- Extracted information:
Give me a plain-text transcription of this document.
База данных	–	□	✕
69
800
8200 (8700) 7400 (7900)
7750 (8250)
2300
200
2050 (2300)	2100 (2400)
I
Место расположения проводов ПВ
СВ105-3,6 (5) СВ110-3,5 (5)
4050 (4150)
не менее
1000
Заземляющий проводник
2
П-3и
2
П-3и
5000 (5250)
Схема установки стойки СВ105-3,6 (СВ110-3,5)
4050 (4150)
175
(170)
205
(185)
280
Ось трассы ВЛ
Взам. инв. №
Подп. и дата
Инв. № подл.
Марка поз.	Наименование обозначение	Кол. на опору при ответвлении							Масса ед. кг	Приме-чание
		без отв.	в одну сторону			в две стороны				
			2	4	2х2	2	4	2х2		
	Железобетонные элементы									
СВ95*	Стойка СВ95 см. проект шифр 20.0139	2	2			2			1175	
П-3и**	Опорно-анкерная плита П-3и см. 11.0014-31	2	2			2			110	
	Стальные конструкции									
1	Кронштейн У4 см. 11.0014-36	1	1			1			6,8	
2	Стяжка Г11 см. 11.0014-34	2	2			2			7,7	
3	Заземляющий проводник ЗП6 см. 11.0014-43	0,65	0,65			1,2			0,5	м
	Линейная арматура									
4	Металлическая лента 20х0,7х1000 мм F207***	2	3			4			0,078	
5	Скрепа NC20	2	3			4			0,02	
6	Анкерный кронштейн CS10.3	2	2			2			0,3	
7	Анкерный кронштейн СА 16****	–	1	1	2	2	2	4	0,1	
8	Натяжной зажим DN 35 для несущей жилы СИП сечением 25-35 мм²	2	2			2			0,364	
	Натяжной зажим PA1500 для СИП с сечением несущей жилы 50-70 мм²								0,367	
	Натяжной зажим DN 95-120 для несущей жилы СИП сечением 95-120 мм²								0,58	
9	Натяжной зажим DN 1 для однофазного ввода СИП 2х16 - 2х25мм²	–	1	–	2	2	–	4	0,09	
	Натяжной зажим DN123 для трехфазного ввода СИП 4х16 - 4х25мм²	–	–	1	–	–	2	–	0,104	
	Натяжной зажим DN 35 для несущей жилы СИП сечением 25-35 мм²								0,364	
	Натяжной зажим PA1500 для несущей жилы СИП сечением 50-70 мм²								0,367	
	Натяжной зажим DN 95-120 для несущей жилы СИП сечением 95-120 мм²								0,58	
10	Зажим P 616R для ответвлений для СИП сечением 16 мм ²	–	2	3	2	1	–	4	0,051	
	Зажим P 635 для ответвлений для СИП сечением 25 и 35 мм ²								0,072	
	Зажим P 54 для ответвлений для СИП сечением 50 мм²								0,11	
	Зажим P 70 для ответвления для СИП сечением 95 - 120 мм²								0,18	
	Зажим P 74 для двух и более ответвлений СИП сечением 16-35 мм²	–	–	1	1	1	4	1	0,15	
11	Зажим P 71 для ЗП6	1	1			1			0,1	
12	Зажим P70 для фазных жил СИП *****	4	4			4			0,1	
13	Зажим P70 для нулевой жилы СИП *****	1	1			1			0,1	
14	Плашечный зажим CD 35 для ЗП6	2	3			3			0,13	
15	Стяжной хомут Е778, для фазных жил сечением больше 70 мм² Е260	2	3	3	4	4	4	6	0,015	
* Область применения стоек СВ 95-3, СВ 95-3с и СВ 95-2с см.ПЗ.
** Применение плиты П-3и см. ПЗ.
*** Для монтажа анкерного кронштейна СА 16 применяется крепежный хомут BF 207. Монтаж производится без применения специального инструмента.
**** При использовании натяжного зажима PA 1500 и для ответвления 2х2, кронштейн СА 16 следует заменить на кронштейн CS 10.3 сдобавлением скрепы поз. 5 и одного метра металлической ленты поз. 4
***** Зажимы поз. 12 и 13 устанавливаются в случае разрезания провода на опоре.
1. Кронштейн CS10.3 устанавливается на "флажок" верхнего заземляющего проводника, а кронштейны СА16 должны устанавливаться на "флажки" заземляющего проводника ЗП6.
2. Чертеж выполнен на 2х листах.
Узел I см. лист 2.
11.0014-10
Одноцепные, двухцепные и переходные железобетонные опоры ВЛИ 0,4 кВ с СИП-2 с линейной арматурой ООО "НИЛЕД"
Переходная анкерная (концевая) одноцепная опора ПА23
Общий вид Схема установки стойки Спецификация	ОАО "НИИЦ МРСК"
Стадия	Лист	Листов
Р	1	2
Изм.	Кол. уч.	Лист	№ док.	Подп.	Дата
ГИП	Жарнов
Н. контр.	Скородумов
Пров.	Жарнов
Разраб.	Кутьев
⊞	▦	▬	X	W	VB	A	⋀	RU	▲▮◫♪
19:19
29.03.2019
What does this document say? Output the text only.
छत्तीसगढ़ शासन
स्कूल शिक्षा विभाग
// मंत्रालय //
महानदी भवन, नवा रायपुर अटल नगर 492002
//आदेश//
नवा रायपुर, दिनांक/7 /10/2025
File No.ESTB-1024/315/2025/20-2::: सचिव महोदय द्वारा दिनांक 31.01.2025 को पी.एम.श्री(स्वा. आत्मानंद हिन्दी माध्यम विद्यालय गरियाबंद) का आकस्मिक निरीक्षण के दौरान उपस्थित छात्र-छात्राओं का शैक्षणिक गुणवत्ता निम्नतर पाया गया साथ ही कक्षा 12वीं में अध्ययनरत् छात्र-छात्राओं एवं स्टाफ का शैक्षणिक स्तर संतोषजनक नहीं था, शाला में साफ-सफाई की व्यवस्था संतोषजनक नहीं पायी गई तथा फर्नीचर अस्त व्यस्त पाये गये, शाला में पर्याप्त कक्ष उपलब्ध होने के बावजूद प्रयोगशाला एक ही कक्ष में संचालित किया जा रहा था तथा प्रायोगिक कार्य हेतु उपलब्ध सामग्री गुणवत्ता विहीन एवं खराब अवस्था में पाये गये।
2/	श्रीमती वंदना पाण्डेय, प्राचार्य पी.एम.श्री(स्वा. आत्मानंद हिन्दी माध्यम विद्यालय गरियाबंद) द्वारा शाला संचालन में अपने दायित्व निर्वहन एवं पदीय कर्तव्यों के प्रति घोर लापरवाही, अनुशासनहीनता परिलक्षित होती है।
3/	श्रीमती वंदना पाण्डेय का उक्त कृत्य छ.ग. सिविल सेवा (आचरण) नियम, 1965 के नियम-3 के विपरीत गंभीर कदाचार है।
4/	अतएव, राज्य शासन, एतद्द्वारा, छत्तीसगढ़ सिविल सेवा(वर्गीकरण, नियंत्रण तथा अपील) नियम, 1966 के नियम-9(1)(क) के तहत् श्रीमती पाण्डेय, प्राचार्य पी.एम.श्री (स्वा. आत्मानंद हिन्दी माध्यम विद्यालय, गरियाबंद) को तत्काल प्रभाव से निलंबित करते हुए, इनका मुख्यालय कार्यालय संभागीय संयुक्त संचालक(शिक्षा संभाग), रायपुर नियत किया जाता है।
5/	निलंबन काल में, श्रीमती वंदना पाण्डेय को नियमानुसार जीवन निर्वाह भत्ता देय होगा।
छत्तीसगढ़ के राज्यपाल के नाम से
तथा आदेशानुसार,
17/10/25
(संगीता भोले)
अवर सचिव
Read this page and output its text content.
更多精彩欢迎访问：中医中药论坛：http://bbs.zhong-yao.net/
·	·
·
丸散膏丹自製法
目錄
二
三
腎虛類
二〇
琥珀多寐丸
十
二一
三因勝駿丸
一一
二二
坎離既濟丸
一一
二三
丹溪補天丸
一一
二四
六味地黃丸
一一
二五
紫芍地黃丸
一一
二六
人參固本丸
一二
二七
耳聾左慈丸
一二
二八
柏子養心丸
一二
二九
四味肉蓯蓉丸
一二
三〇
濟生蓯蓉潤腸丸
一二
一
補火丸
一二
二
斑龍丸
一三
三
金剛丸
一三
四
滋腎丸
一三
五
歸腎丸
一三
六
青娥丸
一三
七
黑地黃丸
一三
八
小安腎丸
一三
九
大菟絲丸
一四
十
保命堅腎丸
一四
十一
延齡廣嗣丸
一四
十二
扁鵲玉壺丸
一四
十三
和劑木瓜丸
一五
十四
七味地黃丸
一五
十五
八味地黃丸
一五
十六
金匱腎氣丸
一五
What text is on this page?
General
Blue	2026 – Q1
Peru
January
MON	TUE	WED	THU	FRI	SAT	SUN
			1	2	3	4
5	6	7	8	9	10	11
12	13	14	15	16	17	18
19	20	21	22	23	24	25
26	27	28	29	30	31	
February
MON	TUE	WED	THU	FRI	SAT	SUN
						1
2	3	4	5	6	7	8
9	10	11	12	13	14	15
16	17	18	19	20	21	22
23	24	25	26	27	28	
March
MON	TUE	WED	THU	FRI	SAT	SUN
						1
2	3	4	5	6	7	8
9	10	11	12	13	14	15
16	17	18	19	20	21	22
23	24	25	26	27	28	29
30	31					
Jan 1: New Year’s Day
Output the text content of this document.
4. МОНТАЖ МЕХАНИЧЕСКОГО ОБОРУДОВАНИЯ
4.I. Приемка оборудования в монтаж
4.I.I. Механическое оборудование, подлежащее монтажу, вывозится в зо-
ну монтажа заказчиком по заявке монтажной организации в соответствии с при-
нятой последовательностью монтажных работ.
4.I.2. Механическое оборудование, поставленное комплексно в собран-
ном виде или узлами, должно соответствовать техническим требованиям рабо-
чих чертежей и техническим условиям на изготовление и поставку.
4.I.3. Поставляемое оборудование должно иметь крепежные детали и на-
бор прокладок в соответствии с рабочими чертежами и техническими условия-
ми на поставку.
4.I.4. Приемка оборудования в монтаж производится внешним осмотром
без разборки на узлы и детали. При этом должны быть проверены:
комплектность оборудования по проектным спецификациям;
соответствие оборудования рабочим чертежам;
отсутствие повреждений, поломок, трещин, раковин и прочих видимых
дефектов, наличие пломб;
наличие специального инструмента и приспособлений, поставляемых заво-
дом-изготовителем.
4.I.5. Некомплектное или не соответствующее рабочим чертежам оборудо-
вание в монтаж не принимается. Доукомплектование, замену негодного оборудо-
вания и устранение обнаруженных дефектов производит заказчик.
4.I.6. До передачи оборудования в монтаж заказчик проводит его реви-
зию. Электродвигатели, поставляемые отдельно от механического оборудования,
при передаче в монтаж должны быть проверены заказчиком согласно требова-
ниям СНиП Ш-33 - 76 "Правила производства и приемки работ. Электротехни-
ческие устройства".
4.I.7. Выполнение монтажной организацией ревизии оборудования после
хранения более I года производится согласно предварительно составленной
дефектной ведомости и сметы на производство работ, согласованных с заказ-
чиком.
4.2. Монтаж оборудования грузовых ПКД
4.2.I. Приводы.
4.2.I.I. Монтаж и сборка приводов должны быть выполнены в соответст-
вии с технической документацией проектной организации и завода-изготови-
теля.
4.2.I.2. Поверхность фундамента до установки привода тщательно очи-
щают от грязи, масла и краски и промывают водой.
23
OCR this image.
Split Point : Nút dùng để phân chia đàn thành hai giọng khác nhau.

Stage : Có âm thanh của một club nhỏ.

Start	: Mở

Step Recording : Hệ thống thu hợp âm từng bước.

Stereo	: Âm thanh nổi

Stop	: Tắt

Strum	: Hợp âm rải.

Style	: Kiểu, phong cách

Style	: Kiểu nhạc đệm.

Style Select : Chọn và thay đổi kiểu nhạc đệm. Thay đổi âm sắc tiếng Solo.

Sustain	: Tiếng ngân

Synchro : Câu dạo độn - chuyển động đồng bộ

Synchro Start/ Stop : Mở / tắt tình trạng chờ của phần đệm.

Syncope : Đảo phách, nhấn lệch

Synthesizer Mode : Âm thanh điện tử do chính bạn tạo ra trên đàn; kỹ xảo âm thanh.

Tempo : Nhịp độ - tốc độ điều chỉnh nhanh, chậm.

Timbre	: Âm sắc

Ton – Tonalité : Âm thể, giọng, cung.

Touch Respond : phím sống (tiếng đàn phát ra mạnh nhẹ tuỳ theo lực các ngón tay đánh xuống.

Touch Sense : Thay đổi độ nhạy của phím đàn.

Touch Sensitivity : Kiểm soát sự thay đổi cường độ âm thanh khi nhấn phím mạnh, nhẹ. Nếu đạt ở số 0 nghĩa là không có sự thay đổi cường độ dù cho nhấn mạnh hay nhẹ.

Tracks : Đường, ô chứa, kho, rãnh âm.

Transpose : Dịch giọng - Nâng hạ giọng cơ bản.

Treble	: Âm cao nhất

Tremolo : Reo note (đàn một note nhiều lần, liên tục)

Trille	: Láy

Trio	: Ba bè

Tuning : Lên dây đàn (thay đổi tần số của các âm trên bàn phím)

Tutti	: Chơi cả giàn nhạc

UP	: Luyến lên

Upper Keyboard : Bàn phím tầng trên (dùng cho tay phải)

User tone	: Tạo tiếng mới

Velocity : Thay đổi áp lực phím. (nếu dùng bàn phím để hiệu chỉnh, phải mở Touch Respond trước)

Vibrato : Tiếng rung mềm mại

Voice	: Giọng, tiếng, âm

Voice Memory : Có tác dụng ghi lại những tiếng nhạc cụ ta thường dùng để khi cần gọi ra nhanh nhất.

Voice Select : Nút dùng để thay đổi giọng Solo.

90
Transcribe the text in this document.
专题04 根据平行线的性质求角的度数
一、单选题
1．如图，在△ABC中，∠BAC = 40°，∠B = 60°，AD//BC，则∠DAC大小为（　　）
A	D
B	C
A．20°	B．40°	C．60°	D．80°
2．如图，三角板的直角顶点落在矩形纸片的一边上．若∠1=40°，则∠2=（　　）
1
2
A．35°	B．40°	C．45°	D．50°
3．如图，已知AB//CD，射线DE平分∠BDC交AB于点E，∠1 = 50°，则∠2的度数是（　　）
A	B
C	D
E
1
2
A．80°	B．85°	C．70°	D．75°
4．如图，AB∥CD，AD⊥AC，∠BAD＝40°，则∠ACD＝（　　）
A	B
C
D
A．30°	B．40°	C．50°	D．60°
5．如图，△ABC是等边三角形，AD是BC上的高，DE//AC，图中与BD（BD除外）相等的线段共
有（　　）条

- Task statement: Copy every line of the data that holds the string "this".

- Answer to the problem:
Give me a plain-text transcription of this document.
What does this document say? Output the text only.
Read this page and output its text content.
What text is on this page?
Output the text content of this document.
OCR this image.
Transcribe the text in this document.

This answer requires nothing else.